GOAL: Locate every line in the records below that holds the word "name" and return each one.

(Source records)

_ _ _ _ _ _ _

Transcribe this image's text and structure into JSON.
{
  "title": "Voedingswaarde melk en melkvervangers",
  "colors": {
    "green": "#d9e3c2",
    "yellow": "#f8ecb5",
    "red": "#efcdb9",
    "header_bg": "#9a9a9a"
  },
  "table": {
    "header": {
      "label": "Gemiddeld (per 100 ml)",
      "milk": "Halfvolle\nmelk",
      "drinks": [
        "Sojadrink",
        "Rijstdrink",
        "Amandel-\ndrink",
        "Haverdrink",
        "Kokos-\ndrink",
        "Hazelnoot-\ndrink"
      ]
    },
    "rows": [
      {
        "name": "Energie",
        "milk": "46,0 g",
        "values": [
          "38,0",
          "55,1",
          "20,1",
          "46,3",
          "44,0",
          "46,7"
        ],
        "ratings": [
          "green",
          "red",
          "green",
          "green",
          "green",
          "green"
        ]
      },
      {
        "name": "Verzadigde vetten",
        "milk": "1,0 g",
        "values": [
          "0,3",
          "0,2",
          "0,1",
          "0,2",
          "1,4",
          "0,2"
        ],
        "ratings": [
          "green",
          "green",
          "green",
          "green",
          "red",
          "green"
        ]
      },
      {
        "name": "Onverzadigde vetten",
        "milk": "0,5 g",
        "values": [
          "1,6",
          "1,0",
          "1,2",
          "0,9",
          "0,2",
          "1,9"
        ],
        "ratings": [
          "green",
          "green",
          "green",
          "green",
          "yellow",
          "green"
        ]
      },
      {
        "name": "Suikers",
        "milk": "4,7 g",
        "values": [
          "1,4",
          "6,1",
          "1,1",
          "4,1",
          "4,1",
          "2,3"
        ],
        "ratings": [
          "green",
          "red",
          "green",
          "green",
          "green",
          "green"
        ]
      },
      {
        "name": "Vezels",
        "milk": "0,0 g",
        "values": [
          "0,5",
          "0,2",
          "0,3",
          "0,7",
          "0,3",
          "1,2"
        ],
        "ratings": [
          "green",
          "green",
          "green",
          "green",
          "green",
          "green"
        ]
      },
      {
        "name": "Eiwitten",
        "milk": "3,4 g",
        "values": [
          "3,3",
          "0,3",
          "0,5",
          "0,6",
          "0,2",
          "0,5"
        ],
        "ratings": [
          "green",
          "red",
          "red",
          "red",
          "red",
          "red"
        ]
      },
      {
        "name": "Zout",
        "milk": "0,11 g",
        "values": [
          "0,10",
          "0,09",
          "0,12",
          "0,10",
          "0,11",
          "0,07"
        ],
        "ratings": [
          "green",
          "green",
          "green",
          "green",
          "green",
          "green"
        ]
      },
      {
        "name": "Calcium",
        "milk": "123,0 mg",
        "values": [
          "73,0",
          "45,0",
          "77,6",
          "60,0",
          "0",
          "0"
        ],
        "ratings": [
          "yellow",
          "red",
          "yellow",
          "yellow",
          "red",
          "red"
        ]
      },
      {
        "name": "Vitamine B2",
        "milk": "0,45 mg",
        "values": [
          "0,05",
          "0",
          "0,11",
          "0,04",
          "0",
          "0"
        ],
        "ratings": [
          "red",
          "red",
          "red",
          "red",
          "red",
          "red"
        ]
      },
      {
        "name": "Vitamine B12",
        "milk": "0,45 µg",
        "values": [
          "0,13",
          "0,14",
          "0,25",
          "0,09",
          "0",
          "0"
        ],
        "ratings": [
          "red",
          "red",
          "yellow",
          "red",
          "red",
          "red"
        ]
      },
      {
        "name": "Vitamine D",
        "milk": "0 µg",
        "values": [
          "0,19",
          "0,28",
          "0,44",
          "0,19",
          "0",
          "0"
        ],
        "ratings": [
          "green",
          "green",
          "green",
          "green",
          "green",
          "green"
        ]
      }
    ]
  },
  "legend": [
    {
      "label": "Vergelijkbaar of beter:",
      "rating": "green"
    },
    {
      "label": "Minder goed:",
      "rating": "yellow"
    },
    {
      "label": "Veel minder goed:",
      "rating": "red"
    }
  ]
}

_ _ _ _ _ _ _

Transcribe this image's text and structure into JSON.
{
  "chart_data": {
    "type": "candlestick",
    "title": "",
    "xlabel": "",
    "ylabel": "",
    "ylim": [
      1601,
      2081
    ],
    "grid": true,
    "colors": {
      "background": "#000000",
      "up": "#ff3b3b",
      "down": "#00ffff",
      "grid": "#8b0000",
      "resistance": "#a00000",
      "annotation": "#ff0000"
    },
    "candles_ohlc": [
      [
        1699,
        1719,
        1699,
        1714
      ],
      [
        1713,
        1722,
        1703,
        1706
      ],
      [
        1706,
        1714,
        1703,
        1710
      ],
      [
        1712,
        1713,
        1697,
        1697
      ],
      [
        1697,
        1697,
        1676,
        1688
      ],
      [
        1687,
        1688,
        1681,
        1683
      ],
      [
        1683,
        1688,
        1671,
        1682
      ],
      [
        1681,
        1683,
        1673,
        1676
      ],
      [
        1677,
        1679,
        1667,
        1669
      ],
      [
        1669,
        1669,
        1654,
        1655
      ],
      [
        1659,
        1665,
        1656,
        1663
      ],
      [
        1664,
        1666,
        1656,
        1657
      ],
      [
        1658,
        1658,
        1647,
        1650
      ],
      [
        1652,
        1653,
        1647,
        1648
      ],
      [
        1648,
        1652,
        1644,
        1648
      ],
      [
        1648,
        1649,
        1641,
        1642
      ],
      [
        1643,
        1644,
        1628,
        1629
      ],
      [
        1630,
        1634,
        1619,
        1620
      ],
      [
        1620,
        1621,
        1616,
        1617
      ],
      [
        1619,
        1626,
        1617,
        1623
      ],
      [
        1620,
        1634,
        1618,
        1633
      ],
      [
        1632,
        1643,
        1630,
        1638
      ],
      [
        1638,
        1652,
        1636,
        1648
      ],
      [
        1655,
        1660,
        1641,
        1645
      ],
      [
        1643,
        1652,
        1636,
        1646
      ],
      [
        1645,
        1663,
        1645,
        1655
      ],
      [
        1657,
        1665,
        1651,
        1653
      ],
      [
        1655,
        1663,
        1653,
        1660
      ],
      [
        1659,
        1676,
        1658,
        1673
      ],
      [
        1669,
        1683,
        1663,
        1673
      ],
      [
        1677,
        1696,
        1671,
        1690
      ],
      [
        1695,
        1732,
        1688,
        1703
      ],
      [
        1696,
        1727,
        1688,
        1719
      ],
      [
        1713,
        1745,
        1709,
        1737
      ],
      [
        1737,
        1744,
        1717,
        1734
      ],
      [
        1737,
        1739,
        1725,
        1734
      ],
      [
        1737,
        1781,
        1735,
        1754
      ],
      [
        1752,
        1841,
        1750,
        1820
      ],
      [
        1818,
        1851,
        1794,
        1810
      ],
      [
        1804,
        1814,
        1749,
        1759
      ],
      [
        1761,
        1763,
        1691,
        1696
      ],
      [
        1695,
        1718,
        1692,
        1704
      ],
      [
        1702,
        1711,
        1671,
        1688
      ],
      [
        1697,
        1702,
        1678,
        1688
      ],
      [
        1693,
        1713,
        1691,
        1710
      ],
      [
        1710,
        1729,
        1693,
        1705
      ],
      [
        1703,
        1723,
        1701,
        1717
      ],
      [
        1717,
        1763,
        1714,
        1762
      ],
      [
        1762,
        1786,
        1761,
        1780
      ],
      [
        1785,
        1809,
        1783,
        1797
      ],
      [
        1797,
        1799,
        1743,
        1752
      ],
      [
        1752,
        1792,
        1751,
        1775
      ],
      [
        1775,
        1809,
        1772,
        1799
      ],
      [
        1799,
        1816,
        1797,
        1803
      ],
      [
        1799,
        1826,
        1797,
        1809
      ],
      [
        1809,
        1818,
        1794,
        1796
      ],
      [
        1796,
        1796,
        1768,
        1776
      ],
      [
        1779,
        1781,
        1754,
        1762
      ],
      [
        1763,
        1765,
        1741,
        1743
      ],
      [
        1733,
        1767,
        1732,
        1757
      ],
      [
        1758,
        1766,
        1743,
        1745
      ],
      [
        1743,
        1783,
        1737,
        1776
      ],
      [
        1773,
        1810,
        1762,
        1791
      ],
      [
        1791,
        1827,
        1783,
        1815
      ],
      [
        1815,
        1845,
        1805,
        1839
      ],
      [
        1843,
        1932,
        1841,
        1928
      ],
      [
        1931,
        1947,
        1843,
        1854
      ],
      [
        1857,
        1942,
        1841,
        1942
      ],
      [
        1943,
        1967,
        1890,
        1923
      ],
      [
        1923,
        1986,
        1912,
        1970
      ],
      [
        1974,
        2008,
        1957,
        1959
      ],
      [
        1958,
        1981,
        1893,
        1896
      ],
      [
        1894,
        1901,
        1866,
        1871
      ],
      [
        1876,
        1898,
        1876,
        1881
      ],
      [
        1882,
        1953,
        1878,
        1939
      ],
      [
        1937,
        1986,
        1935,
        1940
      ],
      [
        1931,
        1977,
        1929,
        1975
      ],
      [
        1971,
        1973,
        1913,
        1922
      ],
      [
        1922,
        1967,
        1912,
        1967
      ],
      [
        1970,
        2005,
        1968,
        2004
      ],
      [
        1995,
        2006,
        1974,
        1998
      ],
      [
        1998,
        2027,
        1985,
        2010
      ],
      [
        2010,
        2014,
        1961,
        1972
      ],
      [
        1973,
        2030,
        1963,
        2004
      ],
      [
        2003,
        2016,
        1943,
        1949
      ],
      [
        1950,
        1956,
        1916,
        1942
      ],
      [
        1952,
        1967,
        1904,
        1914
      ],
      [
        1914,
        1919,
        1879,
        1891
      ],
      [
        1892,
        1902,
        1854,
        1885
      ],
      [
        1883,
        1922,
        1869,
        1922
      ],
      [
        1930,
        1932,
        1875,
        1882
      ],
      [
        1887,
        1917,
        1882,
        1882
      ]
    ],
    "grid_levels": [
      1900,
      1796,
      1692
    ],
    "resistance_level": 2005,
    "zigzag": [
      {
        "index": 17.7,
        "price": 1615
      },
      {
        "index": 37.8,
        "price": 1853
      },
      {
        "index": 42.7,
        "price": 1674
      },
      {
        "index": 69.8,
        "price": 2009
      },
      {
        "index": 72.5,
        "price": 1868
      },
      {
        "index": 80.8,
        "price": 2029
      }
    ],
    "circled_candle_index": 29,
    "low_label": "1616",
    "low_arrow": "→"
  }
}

_ _ _ _ _ _ _

RESPONSE TO THE EXERCISE:
        "name": "Energie",
        "name": "Verzadigde vetten",
        "name": "Onverzadigde vetten",
        "name": "Suikers",
        "name": "Vezels",
        "name": "Eiwitten",
        "name": "Zout",
        "name": "Calcium",
        "name": "Vitamine B2",
        "name": "Vitamine B12",
        "name": "Vitamine D",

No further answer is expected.